■ Exercise objective: Your task is to output the data exactly as it stands.

───── Excerpted records

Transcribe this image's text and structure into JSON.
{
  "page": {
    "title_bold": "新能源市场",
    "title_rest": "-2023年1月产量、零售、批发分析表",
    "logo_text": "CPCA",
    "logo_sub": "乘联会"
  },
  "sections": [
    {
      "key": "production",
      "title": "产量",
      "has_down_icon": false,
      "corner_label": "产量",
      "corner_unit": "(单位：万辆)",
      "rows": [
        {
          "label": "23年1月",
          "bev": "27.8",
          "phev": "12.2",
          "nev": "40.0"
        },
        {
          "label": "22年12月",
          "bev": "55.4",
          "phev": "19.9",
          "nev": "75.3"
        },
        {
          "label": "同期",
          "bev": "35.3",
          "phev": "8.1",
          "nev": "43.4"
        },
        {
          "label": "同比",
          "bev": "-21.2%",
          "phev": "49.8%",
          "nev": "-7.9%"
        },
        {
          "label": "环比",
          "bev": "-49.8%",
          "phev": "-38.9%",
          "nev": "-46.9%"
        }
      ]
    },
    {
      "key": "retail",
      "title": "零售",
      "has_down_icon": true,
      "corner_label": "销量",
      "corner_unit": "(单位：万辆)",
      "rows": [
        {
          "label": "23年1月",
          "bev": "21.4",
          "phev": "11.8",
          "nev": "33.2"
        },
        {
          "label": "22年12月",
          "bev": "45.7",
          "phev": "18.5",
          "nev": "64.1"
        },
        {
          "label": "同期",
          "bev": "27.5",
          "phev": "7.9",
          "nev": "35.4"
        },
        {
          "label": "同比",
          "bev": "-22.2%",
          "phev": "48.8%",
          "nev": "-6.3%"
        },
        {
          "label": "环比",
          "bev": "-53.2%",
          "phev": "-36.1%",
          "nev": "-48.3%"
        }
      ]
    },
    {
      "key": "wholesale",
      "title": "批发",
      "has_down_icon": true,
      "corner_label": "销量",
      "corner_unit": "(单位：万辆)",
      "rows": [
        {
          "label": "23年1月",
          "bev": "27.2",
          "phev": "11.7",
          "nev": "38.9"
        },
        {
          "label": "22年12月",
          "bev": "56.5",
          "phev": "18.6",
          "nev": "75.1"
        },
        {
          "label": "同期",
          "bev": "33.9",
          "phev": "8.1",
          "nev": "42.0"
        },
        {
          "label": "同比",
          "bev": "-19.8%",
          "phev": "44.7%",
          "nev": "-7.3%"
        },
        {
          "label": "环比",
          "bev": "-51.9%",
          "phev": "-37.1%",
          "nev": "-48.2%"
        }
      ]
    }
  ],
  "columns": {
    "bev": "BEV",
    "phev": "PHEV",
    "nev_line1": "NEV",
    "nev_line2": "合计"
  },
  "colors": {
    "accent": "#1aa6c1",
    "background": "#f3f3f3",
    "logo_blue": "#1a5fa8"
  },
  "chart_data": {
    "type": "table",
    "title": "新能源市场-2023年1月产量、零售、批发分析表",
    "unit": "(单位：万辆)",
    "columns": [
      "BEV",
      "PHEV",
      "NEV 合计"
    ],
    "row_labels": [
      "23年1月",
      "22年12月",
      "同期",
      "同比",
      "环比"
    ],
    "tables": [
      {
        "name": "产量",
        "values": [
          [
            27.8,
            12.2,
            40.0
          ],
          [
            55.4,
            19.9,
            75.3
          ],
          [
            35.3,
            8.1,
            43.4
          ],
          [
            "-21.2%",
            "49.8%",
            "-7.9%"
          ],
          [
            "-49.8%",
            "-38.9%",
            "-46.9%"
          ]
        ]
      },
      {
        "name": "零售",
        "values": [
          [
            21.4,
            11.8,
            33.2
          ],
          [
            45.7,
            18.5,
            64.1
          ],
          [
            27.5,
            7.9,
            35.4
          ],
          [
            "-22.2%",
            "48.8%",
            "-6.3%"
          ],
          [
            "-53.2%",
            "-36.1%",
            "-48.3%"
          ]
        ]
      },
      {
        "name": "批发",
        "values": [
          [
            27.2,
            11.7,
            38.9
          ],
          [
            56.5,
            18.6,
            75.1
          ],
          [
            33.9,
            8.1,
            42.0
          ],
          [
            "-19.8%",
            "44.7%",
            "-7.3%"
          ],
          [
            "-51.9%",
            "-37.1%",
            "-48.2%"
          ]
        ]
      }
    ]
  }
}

──────────

■ Solution:
Transcribe this image's text and structure into JSON.
{
  "page": {
    "title_bold": "新能源市场",
    "title_rest": "-2023年1月产量、零售、批发分析表",
    "logo_text": "CPCA",
    "logo_sub": "乘联会"
  },
  "sections": [
    {
      "key": "production",
      "title": "产量",
      "has_down_icon": false,
      "corner_label": "产量",
      "corner_unit": "(单位：万辆)",
      "rows": [
        {
          "label": "23年1月",
          "bev": "27.8",
          "phev": "12.2",
          "nev": "40.0"
        },
        {
          "label": "22年12月",
          "bev": "55.4",
          "phev": "19.9",
          "nev": "75.3"
        },
        {
          "label": "同期",
          "bev": "35.3",
          "phev": "8.1",
          "nev": "43.4"
        },
        {
          "label": "同比",
          "bev": "-21.2%",
          "phev": "49.8%",
          "nev": "-7.9%"
        },
        {
          "label": "环比",
          "bev": "-49.8%",
          "phev": "-38.9%",
          "nev": "-46.9%"
        }
      ]
    },
    {
      "key": "retail",
      "title": "零售",
      "has_down_icon": true,
      "corner_label": "销量",
      "corner_unit": "(单位：万辆)",
      "rows": [
        {
          "label": "23年1月",
          "bev": "21.4",
          "phev": "11.8",
          "nev": "33.2"
        },
        {
          "label": "22年12月",
          "bev": "45.7",
          "phev": "18.5",
          "nev": "64.1"
        },
        {
          "label": "同期",
          "bev": "27.5",
          "phev": "7.9",
          "nev": "35.4"
        },
        {
          "label": "同比",
          "bev": "-22.2%",
          "phev": "48.8%",
          "nev": "-6.3%"
        },
        {
          "label": "环比",
          "bev": "-53.2%",
          "phev": "-36.1%",
          "nev": "-48.3%"
        }
      ]
    },
    {
      "key": "wholesale",
      "title": "批发",
      "has_down_icon": true,
      "corner_label": "销量",
      "corner_unit": "(单位：万辆)",
      "rows": [
        {
          "label": "23年1月",
          "bev": "27.2",
          "phev": "11.7",
          "nev": "38.9"
        },
        {
          "label": "22年12月",
          "bev": "56.5",
          "phev": "18.6",
          "nev": "75.1"
        },
        {
          "label": "同期",
          "bev": "33.9",
          "phev": "8.1",
          "nev": "42.0"
        },
        {
          "label": "同比",
          "bev": "-19.8%",
          "phev": "44.7%",
          "nev": "-7.3%"
        },
        {
          "label": "环比",
          "bev": "-51.9%",
          "phev": "-37.1%",
          "nev": "-48.2%"
        }
      ]
    }
  ],
  "columns": {
    "bev": "BEV",
    "phev": "PHEV",
    "nev_line1": "NEV",
    "nev_line2": "合计"
  },
  "colors": {
    "accent": "#1aa6c1",
    "background": "#f3f3f3",
    "logo_blue": "#1a5fa8"
  },
  "chart_data": {
    "type": "table",
    "title": "新能源市场-2023年1月产量、零售、批发分析表",
    "unit": "(单位：万辆)",
    "columns": [
      "BEV",
      "PHEV",
      "NEV 合计"
    ],
    "row_labels": [
      "23年1月",
      "22年12月",
      "同期",
      "同比",
      "环比"
    ],
    "tables": [
      {
        "name": "产量",
        "values": [
          [
            27.8,
            12.2,
            40.0
          ],
          [
            55.4,
            19.9,
            75.3
          ],
          [
            35.3,
            8.1,
            43.4
          ],
          [
            "-21.2%",
            "49.8%",
            "-7.9%"
          ],
          [
            "-49.8%",
            "-38.9%",
            "-46.9%"
          ]
        ]
      },
      {
        "name": "零售",
        "values": [
          [
            21.4,
            11.8,
            33.2
          ],
          [
            45.7,
            18.5,
            64.1
          ],
          [
            27.5,
            7.9,
            35.4
          ],
          [
            "-22.2%",
            "48.8%",
            "-6.3%"
          ],
          [
            "-53.2%",
            "-36.1%",
            "-48.3%"
          ]
        ]
      },
      {
        "name": "批发",
        "values": [
          [
            27.2,
            11.7,
            38.9
          ],
          [
            56.5,
            18.6,
            75.1
          ],
          [
            33.9,
            8.1,
            42.0
          ],
          [
            "-19.8%",
            "44.7%",
            "-7.3%"
          ],
          [
            "-51.9%",
            "-37.1%",
            "-48.2%"
          ]
        ]
      }
    ]
  }
}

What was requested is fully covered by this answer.